TEXT SHOWN:
════════
This soup his soup-er healthy (<–who am I?!) but yet still so comforting and cozy when we need it the most.
And it’s versatile. Switch out the potatoes for gluten-free noodles to make it a true chicken and noodle soup. Or replace the taters with some wild rice and you’ll have a luxurious chicken and rice soup that will have the whole church talking. Because we talk about soup at church. No, no we don’t. Okay, maybe sometimes when it’s potluck Sunday.
Stay well friends. And eat some healing, nourishing, flu fighting chicken soup.
If you make this tasty soup, be sure to snap a photo and tag @passmesometasty on Instagram so I can see! And leave a comment below and/or give this recipe a rating. I love hearing from you all! ♡Print
A hearty chicken soup for those cold, winter days when you’re not feeling top notch or you just want to curl up with a comforting bowl of soup. A quick and easy version of traditional chicken soup that can be made with potatoes, noodles, or wild rice.
- 2 tablespoons coconut oil
- 2 chicken breasts
- 2 large leeks, cleaned and sliced thin
- 3 large carrots, washed and sliced into 1/4-inch rounds
- 3 celery sticks, chopped 1/4-inch
- 6 cloves garlic, thinly sliced
- 2 teaspoons fresh thyme, minced
- 2 teaspoons fresh rosemary, minced
- 2 tablespoons gluten-free all purpose flour (I use Bob’s Red Mill Gluten Free 1-to-1 Baking Flour)
- 1 cup vermouth (or white wine)
- 6 cups organic chicken stock
- 2 bay leaves
- 2–3 large yellow potatoes, diced (see Notes)
- 4 cups winter greens such as swiss chard and kale, coarsely chopped
- 1/4 cup Italian parsley, chopped
- In a large pot heat coconut oil over medium-high heat. Season chicken with salt and pepper. Place chicken in pot and sear on all sides until golden brown, turn when each side removes easily from the bottom of the pot. Remove to a plate, and reduce heat to medium.
════════
GIVEN DATA:

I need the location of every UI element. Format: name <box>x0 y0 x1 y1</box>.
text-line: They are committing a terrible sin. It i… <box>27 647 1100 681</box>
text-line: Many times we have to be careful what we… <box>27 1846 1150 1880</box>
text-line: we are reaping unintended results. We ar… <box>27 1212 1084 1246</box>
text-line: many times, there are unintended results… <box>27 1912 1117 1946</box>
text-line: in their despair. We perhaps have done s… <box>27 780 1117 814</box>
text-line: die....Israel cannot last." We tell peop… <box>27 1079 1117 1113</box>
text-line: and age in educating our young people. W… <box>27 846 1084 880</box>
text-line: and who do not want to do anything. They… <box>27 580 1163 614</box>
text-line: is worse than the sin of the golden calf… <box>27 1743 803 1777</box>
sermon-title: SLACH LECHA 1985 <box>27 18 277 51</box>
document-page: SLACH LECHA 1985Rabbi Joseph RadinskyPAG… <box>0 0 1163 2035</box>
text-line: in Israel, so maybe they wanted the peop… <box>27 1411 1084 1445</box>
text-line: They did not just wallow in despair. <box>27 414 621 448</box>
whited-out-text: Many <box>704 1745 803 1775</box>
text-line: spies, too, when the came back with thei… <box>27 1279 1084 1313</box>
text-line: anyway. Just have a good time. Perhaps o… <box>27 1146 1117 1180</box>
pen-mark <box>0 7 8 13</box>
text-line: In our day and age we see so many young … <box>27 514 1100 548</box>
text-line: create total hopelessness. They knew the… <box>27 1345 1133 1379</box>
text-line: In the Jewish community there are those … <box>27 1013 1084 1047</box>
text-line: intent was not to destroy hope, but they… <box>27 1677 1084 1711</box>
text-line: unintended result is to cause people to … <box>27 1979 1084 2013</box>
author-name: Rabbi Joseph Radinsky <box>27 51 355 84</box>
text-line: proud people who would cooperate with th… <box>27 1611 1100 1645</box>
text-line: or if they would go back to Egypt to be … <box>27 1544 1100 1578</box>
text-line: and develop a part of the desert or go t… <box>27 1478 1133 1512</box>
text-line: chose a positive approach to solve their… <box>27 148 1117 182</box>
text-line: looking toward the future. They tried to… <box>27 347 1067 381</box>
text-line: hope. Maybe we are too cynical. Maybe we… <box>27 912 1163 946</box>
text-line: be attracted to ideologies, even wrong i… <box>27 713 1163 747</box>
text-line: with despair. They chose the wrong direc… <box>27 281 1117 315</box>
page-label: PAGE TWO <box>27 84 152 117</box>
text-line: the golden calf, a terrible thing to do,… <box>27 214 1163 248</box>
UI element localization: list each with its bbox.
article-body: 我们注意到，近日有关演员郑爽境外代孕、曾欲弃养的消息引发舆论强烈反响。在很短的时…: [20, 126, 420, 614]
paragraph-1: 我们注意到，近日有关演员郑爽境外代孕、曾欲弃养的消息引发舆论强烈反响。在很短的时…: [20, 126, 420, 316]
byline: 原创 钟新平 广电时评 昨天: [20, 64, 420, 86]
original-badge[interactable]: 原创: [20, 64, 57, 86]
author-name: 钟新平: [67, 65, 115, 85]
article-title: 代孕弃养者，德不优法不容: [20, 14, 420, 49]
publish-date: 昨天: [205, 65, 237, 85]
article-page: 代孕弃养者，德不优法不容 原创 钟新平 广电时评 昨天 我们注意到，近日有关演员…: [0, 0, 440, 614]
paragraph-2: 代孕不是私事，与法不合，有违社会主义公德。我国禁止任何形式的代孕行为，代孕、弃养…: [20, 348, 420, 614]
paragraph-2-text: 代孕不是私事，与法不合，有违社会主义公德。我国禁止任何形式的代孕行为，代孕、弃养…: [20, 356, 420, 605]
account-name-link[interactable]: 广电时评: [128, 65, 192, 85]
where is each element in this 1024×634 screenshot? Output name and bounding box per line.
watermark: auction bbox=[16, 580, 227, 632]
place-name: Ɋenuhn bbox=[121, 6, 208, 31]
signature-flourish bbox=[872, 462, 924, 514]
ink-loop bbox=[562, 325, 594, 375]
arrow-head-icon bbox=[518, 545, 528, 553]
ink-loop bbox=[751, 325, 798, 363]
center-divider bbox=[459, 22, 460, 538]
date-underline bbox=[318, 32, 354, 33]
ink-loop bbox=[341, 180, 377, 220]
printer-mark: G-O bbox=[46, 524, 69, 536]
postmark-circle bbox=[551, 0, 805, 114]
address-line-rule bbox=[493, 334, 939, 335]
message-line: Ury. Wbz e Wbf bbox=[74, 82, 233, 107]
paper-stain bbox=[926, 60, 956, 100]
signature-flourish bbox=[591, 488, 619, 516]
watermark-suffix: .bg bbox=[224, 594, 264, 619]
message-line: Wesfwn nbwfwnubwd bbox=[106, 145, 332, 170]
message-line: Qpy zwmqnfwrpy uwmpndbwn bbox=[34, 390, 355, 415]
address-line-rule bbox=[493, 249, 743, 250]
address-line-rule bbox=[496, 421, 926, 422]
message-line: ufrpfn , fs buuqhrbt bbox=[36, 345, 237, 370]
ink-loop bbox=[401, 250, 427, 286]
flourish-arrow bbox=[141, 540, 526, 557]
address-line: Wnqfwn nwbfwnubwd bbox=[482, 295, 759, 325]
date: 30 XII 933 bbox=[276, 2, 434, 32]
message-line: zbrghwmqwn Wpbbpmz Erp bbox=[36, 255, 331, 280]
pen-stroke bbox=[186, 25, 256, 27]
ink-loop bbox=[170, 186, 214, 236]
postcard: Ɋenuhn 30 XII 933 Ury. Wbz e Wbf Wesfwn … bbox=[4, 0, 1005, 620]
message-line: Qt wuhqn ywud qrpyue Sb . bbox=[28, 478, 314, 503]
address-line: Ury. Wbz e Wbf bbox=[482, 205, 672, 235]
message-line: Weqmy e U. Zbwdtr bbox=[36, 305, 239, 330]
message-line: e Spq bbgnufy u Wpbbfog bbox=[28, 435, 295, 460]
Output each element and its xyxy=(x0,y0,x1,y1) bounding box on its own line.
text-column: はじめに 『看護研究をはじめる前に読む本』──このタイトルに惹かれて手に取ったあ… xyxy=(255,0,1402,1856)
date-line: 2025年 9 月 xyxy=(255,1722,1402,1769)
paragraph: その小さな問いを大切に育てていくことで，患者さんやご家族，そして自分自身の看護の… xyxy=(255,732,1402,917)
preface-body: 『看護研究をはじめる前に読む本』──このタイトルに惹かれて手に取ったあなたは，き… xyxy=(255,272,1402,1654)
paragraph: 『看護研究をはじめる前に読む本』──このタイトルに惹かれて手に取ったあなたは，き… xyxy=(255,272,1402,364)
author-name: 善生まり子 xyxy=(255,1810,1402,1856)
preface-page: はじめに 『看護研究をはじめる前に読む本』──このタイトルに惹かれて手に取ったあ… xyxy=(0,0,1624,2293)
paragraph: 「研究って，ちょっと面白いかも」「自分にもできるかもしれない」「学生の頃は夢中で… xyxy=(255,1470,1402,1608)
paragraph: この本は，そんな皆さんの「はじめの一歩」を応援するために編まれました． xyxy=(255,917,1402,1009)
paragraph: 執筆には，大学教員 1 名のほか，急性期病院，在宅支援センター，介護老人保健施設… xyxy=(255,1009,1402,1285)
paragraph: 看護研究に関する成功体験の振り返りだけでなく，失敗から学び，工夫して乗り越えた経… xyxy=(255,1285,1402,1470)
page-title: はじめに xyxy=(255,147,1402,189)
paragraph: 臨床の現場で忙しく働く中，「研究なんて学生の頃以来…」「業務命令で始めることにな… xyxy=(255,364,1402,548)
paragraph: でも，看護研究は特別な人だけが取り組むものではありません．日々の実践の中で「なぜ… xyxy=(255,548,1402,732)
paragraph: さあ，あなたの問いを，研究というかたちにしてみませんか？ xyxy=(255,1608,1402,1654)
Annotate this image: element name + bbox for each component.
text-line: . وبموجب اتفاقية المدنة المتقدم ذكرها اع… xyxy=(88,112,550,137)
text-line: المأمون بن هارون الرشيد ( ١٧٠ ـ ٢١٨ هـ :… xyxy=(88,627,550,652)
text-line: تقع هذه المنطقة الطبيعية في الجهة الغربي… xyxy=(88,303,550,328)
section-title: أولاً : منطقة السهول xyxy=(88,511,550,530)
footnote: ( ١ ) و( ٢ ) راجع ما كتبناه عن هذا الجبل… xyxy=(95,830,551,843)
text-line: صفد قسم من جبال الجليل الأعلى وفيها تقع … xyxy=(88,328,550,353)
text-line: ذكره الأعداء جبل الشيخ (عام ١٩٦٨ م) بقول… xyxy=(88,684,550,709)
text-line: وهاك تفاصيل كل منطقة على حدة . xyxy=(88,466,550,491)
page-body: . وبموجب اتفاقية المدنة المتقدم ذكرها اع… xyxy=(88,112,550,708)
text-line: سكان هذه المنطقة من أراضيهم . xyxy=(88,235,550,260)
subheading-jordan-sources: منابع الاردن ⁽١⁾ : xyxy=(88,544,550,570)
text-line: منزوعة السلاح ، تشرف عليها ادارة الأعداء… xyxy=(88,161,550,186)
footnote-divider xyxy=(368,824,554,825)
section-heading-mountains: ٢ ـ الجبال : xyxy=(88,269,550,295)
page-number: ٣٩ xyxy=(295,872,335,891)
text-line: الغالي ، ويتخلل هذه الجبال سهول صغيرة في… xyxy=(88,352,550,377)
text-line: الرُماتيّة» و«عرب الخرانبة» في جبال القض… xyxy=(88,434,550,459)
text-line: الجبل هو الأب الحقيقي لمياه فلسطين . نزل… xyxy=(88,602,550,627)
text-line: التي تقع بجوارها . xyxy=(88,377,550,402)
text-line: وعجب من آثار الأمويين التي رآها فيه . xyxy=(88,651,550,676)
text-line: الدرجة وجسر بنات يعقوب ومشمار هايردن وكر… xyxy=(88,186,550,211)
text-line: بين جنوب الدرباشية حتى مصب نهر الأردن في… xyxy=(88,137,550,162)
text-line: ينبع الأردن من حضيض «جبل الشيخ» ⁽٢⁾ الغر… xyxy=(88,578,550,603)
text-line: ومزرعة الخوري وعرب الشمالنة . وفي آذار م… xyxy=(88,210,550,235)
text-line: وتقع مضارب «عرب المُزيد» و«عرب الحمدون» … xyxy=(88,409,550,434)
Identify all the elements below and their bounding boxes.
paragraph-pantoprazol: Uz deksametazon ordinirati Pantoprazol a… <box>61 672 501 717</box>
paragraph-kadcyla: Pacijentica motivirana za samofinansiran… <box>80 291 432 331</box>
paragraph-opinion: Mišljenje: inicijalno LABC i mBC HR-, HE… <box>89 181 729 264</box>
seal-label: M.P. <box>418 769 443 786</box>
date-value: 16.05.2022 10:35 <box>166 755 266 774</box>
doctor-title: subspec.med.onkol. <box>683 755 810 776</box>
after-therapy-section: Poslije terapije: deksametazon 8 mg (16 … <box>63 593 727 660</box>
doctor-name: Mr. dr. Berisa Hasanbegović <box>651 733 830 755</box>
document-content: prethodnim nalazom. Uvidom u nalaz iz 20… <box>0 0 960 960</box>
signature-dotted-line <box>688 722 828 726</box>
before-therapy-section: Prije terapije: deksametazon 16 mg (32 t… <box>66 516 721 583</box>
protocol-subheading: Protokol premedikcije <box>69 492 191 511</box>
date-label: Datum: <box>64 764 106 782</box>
════════
TASKS FOR THIS EXERCISE:
A - Write out everything in the chicken soup recipe from "Stay well friends." down to "or wild rice.".
B - Answer these questions about the chicken soup recipe.
(i) What ingredient can you use in place of the potatoes to make a chicken and rice soup?
(ii) How many cups of organic chicken stock does the recipe call for?
(iii) What can be used instead of the vermouth?

WRITTEN ANSWERS:
A -
Stay well friends. And eat some healing, nourishing, flu fighting chicken soup.
If you make this tasty soup, be sure to snap a photo and tag @passmesometasty on Instagram so I can see! And leave a comment below and/or give this recipe a rating. I love hearing from you all! ♡Print
A hearty chicken soup for those cold, winter days when you’re not feeling top notch or you just want to curl up with a comforting bowl of soup. A quick and easy version of traditional chicken soup that can be made with potatoes, noodles, or wild rice.

B -
(i) Wild rice
(ii) 6 cups
(iii) White wine